PROVIDED DATA
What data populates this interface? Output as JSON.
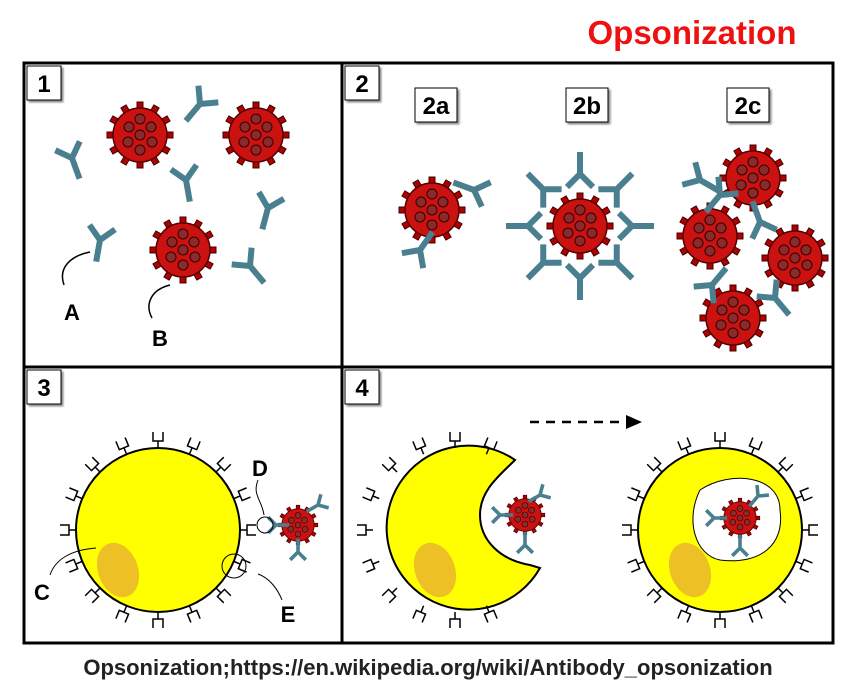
{
  "title": "Opsonization",
  "panels": [
    {
      "label": "1"
    },
    {
      "label": "2"
    },
    {
      "label": "3"
    },
    {
      "label": "4"
    }
  ],
  "sublabels": [
    "2a",
    "2b",
    "2c"
  ],
  "callouts": [
    "A",
    "B",
    "C",
    "D",
    "E"
  ],
  "caption": "Opsonization;https://en.wikipedia.org/wiki/Antibody_opsonization"
}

THE PROBLEM
Please print the listing above again word for word, without its pictures.

SOLVED PROBLEM
What data populates this interface? Output as JSON.
{
  "title": "Opsonization",
  "panels": [
    {
      "label": "1"
    },
    {
      "label": "2"
    },
    {
      "label": "3"
    },
    {
      "label": "4"
    }
  ],
  "sublabels": [
    "2a",
    "2b",
    "2c"
  ],
  "callouts": [
    "A",
    "B",
    "C",
    "D",
    "E"
  ],
  "caption": "Opsonization;https://en.wikipedia.org/wiki/Antibody_opsonization"
}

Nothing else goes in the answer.